Output the material below in full, exactly as it is.

-- start of Provided material --

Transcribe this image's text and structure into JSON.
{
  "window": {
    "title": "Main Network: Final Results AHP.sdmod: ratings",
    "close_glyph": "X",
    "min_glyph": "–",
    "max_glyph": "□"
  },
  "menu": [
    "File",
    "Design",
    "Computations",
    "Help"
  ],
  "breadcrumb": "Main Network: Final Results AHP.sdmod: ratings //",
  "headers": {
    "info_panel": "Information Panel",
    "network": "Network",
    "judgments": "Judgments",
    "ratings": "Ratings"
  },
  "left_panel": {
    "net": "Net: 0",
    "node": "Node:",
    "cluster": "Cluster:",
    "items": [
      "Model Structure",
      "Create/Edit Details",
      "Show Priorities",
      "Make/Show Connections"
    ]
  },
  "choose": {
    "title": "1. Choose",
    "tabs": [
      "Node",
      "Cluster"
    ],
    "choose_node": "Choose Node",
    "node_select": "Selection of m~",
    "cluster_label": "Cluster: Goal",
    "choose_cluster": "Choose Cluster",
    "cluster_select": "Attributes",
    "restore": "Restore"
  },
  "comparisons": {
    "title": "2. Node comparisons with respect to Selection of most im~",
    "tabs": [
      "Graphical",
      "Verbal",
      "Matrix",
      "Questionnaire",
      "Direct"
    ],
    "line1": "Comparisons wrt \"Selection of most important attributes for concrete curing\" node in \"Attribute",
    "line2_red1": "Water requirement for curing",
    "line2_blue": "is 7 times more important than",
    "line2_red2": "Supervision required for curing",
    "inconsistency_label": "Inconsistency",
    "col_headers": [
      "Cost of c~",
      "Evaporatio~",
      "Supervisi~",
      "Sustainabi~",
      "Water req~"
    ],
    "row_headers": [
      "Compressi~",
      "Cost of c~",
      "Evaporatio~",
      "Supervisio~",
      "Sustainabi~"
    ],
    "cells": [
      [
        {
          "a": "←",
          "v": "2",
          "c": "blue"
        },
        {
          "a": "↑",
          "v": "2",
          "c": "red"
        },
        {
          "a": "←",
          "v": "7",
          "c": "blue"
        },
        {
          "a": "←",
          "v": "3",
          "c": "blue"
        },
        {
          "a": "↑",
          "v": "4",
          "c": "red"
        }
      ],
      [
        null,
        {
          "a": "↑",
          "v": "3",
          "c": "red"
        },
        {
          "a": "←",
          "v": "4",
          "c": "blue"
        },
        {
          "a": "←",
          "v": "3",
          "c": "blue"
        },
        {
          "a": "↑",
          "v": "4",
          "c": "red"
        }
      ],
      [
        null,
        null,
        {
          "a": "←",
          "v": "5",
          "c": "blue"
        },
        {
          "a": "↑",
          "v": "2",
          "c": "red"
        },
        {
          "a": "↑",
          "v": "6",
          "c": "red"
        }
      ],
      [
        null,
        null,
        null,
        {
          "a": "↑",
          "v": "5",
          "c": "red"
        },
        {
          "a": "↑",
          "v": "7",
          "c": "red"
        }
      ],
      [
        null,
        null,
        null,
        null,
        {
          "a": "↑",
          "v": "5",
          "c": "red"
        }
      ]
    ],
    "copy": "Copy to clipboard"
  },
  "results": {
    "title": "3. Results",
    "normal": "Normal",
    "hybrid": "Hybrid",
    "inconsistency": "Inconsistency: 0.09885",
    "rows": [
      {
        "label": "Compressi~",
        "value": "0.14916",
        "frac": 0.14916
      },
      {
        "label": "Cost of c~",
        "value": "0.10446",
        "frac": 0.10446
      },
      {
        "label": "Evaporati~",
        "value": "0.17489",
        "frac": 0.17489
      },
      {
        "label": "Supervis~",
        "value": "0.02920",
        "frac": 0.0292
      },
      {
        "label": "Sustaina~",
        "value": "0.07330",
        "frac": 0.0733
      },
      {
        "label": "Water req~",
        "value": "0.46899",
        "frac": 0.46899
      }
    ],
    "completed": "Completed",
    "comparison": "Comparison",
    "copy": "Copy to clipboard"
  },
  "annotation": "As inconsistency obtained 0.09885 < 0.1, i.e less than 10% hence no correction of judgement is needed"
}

-- end of Provided material --

▶ Response below
Transcribe this image's text and structure into JSON.
{
  "window": {
    "title": "Main Network: Final Results AHP.sdmod: ratings",
    "close_glyph": "X",
    "min_glyph": "–",
    "max_glyph": "□"
  },
  "menu": [
    "File",
    "Design",
    "Computations",
    "Help"
  ],
  "breadcrumb": "Main Network: Final Results AHP.sdmod: ratings //",
  "headers": {
    "info_panel": "Information Panel",
    "network": "Network",
    "judgments": "Judgments",
    "ratings": "Ratings"
  },
  "left_panel": {
    "net": "Net: 0",
    "node": "Node:",
    "cluster": "Cluster:",
    "items": [
      "Model Structure",
      "Create/Edit Details",
      "Show Priorities",
      "Make/Show Connections"
    ]
  },
  "choose": {
    "title": "1. Choose",
    "tabs": [
      "Node",
      "Cluster"
    ],
    "choose_node": "Choose Node",
    "node_select": "Selection of m~",
    "cluster_label": "Cluster: Goal",
    "choose_cluster": "Choose Cluster",
    "cluster_select": "Attributes",
    "restore": "Restore"
  },
  "comparisons": {
    "title": "2. Node comparisons with respect to Selection of most im~",
    "tabs": [
      "Graphical",
      "Verbal",
      "Matrix",
      "Questionnaire",
      "Direct"
    ],
    "line1": "Comparisons wrt \"Selection of most important attributes for concrete curing\" node in \"Attribute",
    "line2_red1": "Water requirement for curing",
    "line2_blue": "is 7 times more important than",
    "line2_red2": "Supervision required for curing",
    "inconsistency_label": "Inconsistency",
    "col_headers": [
      "Cost of c~",
      "Evaporatio~",
      "Supervisi~",
      "Sustainabi~",
      "Water req~"
    ],
    "row_headers": [
      "Compressi~",
      "Cost of c~",
      "Evaporatio~",
      "Supervisio~",
      "Sustainabi~"
    ],
    "cells": [
      [
        {
          "a": "←",
          "v": "2",
          "c": "blue"
        },
        {
          "a": "↑",
          "v": "2",
          "c": "red"
        },
        {
          "a": "←",
          "v": "7",
          "c": "blue"
        },
        {
          "a": "←",
          "v": "3",
          "c": "blue"
        },
        {
          "a": "↑",
          "v": "4",
          "c": "red"
        }
      ],
      [
        null,
        {
          "a": "↑",
          "v": "3",
          "c": "red"
        },
        {
          "a": "←",
          "v": "4",
          "c": "blue"
        },
        {
          "a": "←",
          "v": "3",
          "c": "blue"
        },
        {
          "a": "↑",
          "v": "4",
          "c": "red"
        }
      ],
      [
        null,
        null,
        {
          "a": "←",
          "v": "5",
          "c": "blue"
        },
        {
          "a": "↑",
          "v": "2",
          "c": "red"
        },
        {
          "a": "↑",
          "v": "6",
          "c": "red"
        }
      ],
      [
        null,
        null,
        null,
        {
          "a": "↑",
          "v": "5",
          "c": "red"
        },
        {
          "a": "↑",
          "v": "7",
          "c": "red"
        }
      ],
      [
        null,
        null,
        null,
        null,
        {
          "a": "↑",
          "v": "5",
          "c": "red"
        }
      ]
    ],
    "copy": "Copy to clipboard"
  },
  "results": {
    "title": "3. Results",
    "normal": "Normal",
    "hybrid": "Hybrid",
    "inconsistency": "Inconsistency: 0.09885",
    "rows": [
      {
        "label": "Compressi~",
        "value": "0.14916",
        "frac": 0.14916
      },
      {
        "label": "Cost of c~",
        "value": "0.10446",
        "frac": 0.10446
      },
      {
        "label": "Evaporati~",
        "value": "0.17489",
        "frac": 0.17489
      },
      {
        "label": "Supervis~",
        "value": "0.02920",
        "frac": 0.0292
      },
      {
        "label": "Sustaina~",
        "value": "0.07330",
        "frac": 0.0733
      },
      {
        "label": "Water req~",
        "value": "0.46899",
        "frac": 0.46899
      }
    ],
    "completed": "Completed",
    "comparison": "Comparison",
    "copy": "Copy to clipboard"
  },
  "annotation": "As inconsistency obtained 0.09885 < 0.1, i.e less than 10% hence no correction of judgement is needed"
}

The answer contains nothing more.